-- EXERCISE MATERIALS start --

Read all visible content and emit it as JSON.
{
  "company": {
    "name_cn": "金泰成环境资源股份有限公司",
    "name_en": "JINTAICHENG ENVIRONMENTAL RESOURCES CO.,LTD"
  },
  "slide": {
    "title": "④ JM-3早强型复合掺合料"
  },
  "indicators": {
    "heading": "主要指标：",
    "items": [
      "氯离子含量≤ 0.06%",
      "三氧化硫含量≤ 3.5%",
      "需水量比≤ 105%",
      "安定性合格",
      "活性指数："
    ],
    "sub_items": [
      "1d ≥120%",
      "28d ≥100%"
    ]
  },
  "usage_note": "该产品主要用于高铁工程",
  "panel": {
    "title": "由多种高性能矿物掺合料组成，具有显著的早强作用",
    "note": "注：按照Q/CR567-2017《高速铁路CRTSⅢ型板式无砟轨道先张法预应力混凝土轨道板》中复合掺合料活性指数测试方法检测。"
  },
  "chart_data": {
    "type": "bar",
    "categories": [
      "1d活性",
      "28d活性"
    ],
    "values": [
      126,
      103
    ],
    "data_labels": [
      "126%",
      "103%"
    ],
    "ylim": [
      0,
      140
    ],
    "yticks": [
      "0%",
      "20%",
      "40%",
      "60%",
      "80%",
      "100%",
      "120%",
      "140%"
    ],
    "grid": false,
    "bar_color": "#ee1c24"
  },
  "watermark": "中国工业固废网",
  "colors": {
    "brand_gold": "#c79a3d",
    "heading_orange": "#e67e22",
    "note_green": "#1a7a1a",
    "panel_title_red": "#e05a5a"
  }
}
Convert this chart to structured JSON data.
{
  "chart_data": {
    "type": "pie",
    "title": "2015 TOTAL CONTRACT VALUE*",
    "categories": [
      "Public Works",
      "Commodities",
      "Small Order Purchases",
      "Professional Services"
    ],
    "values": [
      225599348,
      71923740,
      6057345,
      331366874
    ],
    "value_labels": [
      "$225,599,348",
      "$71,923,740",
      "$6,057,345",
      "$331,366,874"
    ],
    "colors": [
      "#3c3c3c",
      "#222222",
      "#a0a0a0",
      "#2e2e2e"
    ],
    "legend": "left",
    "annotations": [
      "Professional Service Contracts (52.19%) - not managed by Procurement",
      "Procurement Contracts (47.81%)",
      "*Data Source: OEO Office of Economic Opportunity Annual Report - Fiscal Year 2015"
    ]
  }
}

-- EXERCISE MATERIALS end --
-- EXERCISE MATERIALS start --

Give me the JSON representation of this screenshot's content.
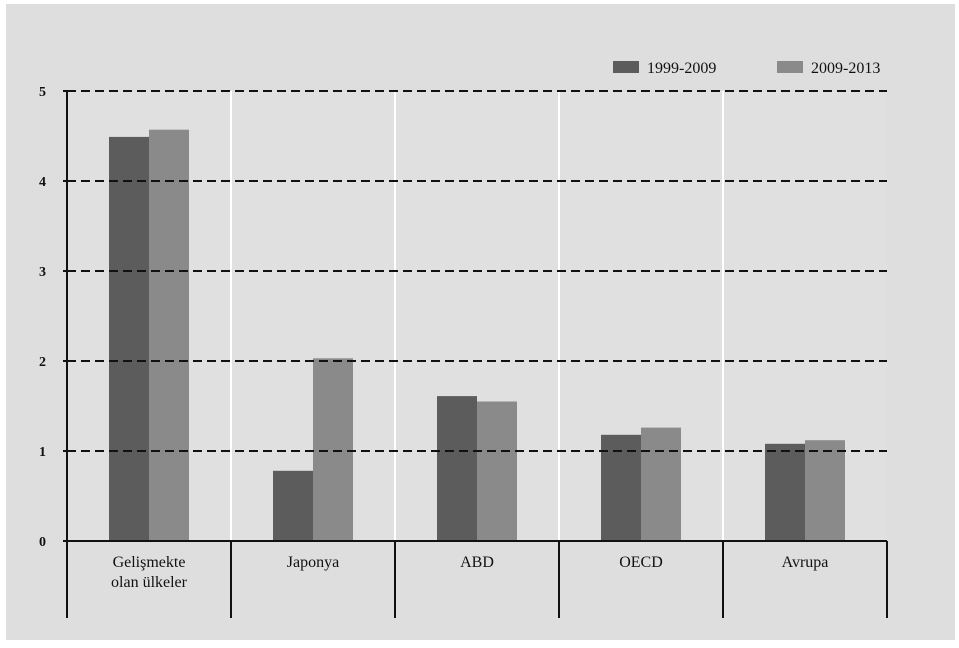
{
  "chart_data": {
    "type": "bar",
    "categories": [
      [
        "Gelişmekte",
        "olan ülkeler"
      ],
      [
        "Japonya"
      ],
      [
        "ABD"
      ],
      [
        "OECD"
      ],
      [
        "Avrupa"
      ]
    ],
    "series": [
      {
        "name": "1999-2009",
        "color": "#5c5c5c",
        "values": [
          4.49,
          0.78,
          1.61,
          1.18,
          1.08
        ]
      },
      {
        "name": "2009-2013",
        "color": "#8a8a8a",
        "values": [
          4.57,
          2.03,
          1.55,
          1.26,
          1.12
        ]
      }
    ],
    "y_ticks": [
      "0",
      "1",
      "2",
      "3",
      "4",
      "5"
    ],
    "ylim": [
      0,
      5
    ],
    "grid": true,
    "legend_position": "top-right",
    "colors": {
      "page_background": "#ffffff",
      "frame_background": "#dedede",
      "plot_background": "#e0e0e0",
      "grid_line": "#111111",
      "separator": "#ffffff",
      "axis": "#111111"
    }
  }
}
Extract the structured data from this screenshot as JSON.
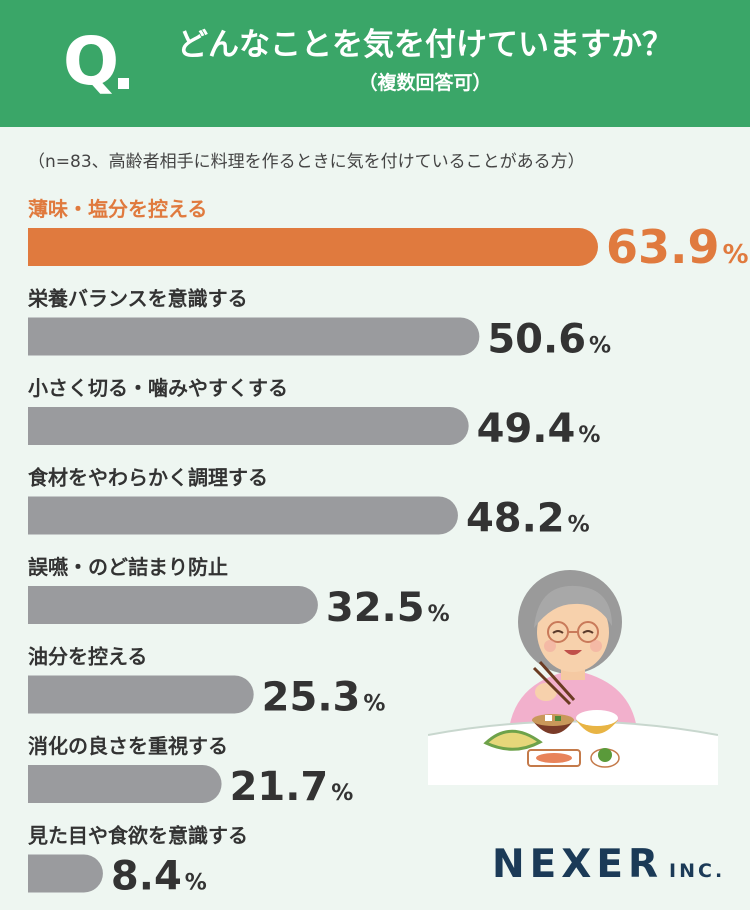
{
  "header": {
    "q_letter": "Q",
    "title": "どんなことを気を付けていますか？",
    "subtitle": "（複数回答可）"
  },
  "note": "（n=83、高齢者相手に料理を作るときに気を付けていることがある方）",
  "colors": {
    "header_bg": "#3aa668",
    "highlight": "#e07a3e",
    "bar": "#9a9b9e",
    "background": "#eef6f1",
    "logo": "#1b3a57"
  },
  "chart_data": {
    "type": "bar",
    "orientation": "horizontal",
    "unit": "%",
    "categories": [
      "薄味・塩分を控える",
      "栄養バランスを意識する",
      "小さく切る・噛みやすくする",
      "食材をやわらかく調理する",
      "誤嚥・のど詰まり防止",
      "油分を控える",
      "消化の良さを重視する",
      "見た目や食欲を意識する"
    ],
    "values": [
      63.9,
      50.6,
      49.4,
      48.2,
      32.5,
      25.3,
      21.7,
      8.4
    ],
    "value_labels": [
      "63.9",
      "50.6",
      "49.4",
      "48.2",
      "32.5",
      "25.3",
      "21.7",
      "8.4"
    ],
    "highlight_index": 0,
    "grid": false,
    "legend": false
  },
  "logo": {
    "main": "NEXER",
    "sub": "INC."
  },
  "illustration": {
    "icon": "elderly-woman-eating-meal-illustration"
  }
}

-- EXERCISE MATERIALS end --
-- EXERCISE MATERIALS start --

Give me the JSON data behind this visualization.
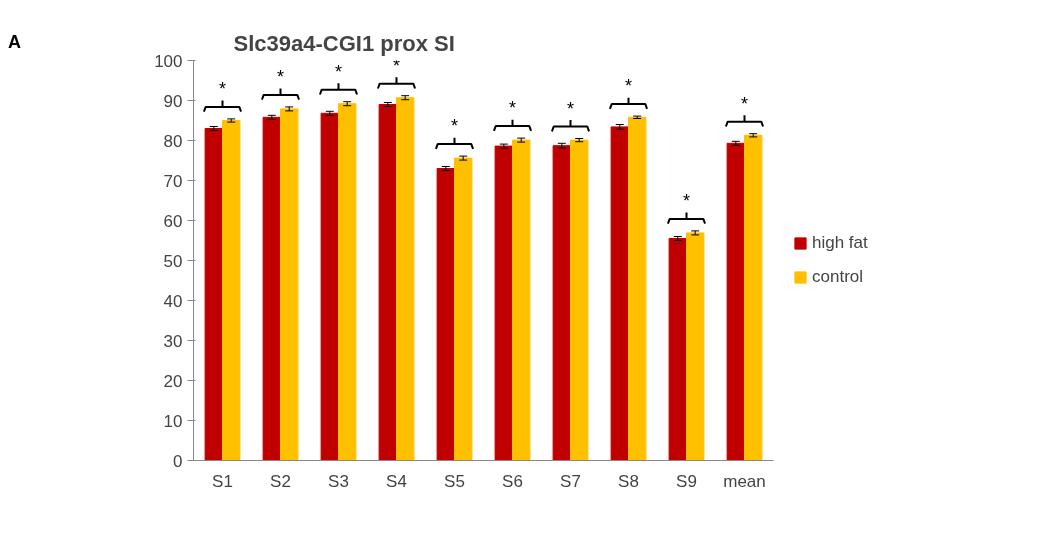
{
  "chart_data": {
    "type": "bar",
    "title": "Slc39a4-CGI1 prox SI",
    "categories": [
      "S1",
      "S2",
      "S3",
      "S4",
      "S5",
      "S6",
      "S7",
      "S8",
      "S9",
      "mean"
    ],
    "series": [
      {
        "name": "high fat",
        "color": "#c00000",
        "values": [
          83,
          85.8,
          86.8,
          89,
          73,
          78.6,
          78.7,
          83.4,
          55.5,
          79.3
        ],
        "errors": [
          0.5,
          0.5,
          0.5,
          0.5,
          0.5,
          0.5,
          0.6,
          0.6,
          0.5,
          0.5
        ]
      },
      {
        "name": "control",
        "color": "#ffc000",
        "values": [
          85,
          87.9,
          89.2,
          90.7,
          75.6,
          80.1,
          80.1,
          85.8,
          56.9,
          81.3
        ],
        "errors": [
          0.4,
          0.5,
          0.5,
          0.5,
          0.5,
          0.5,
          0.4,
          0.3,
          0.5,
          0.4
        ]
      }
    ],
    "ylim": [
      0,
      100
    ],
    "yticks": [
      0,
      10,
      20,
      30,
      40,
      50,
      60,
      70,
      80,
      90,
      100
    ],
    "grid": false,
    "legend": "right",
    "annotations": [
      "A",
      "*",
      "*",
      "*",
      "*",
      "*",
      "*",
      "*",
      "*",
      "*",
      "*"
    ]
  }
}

-- EXERCISE MATERIALS end --

**AIM OF THE TASK**
Show all lines from the listing above in which "ffffff" appears.

**FINISHED ANSWER**
      "page_background": "#ffffff",
      "separator": "#ffffff",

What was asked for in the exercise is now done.